**DATASET EXTRACT**
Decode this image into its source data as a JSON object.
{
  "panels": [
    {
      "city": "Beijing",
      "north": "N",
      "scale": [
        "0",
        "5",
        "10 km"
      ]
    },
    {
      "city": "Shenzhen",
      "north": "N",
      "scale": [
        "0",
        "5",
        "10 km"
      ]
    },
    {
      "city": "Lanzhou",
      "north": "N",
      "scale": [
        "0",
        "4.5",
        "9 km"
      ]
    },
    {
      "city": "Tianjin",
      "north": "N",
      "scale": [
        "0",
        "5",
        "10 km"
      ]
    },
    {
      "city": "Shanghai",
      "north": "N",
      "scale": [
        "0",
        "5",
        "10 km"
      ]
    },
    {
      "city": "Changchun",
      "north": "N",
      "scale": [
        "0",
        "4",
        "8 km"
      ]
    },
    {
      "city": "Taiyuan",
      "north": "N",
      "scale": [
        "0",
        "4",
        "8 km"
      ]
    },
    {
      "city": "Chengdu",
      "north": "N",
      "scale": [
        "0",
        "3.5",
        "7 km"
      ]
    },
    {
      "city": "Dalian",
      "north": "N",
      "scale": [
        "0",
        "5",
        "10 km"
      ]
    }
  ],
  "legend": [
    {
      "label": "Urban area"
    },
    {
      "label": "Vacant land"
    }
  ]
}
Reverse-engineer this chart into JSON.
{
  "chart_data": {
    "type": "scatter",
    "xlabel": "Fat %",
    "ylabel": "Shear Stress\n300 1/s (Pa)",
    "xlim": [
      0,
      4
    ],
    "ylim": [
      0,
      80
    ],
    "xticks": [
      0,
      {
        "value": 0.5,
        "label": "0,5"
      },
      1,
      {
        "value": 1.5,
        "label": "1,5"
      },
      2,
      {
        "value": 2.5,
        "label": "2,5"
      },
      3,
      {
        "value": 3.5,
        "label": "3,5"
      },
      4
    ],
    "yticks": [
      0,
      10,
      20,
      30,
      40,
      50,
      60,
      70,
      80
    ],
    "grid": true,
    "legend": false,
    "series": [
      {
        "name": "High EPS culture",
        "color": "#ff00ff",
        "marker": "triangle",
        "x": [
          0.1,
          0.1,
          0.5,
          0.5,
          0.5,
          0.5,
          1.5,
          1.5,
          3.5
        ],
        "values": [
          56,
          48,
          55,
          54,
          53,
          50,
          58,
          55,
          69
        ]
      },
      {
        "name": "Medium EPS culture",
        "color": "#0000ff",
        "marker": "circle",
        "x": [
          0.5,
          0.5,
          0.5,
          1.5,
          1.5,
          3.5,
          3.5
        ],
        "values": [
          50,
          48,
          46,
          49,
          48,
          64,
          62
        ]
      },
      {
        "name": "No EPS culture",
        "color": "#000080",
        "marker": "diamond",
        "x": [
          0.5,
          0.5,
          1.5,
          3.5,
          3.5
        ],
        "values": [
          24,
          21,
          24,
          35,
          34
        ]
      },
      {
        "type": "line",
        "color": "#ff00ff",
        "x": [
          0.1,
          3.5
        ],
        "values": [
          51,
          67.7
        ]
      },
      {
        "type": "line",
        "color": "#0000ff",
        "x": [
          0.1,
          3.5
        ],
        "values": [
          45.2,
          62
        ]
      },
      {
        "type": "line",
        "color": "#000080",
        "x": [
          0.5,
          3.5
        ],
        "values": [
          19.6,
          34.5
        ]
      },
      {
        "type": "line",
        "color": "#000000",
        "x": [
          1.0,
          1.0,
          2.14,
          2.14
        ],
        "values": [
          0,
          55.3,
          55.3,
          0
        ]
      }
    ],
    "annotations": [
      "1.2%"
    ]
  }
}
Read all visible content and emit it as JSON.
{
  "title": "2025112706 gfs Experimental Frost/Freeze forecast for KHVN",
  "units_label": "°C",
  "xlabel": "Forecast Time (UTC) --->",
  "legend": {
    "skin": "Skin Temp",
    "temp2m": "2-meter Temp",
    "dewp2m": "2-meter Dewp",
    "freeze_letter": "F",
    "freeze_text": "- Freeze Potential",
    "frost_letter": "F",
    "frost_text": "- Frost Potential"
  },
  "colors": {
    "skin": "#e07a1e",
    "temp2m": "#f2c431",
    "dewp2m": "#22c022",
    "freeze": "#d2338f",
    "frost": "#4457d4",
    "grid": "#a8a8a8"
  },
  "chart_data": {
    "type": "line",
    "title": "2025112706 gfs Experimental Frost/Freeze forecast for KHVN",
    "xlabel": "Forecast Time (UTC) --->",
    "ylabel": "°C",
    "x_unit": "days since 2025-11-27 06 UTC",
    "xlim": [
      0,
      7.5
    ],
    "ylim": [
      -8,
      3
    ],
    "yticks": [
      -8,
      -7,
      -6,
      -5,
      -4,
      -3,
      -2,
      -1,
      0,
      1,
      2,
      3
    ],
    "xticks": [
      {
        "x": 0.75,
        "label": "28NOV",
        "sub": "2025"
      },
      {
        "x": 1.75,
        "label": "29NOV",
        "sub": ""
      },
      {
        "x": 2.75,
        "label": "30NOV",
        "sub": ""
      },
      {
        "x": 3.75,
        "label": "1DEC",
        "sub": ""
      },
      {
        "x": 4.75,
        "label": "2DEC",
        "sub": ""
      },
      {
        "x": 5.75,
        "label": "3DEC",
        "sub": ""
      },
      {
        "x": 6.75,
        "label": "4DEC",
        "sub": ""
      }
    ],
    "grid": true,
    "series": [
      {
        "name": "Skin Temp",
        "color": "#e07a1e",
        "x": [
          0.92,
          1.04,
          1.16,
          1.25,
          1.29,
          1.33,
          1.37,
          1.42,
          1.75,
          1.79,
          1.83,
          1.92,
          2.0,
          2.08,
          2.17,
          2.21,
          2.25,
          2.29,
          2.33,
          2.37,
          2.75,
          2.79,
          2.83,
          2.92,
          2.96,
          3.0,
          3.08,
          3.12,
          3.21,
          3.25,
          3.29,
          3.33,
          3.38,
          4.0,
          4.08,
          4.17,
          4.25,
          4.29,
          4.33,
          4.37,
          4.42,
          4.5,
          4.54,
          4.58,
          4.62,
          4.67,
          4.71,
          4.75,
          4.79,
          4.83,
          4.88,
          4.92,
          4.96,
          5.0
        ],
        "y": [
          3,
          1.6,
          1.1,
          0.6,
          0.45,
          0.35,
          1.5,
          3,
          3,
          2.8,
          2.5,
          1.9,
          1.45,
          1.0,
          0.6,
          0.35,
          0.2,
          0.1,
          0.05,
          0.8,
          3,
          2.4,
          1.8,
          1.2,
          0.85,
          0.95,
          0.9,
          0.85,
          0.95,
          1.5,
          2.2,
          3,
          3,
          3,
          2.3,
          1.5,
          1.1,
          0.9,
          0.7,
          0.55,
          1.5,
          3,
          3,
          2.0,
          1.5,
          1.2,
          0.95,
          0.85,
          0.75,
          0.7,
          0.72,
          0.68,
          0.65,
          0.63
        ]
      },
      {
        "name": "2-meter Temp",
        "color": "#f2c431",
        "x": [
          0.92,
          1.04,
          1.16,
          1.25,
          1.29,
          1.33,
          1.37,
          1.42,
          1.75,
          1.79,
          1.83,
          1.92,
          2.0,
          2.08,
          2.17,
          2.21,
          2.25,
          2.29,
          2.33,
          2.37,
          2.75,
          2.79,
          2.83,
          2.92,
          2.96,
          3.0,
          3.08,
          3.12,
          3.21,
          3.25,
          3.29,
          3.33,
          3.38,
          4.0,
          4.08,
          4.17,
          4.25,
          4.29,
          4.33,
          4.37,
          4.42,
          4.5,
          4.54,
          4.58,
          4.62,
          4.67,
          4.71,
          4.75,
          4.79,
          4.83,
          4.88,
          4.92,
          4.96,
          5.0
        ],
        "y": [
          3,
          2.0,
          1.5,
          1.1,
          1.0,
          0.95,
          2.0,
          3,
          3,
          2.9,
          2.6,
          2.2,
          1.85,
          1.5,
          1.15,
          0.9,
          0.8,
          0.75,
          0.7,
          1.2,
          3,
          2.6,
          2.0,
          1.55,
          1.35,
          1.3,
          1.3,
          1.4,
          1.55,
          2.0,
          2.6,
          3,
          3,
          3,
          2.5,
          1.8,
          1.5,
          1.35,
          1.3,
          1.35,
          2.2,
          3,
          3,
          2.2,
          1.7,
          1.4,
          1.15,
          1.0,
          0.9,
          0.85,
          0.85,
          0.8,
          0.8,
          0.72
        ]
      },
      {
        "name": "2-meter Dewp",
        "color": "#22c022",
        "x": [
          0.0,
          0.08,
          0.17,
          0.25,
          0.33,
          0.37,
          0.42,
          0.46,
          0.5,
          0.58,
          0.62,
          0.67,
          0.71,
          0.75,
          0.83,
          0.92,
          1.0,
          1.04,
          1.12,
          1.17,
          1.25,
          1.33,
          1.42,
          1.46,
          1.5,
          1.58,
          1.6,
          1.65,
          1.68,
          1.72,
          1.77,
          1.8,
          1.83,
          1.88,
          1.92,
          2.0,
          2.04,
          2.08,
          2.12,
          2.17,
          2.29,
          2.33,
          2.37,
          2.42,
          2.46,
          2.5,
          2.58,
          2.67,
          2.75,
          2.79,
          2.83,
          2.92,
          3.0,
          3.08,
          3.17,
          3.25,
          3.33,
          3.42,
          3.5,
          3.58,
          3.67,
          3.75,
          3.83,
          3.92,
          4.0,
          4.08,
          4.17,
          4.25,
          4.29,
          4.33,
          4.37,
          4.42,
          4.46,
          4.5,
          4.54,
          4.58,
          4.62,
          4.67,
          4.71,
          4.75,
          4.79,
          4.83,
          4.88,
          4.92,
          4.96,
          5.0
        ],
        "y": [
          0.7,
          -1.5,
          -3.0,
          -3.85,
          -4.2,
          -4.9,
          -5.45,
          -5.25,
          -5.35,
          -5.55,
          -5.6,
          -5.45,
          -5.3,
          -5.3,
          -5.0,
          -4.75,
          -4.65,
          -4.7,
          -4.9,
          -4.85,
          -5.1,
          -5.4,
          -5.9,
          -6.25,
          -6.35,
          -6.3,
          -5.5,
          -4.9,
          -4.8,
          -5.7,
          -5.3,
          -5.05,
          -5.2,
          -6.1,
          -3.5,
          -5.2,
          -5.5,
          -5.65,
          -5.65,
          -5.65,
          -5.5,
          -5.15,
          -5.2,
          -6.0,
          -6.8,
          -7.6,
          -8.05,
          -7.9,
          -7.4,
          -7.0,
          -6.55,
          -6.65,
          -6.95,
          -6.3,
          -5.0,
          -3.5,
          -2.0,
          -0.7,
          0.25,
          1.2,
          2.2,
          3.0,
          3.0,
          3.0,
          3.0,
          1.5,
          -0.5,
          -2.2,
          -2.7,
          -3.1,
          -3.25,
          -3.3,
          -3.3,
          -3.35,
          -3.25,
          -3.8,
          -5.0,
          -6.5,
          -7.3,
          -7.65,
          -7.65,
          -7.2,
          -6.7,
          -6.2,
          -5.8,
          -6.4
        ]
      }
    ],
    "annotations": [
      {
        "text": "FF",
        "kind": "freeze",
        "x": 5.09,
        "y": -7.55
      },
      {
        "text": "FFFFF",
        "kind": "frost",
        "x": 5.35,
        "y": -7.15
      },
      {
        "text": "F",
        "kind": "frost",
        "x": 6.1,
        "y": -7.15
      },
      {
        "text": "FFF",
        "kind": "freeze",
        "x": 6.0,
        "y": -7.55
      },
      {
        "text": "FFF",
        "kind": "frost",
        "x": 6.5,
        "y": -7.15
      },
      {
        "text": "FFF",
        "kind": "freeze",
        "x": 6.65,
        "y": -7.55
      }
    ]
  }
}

**DIRECTIONS**
Look through the listing above and count the lines where the string "Time" appears. Report the number only.

**ANSWER**
2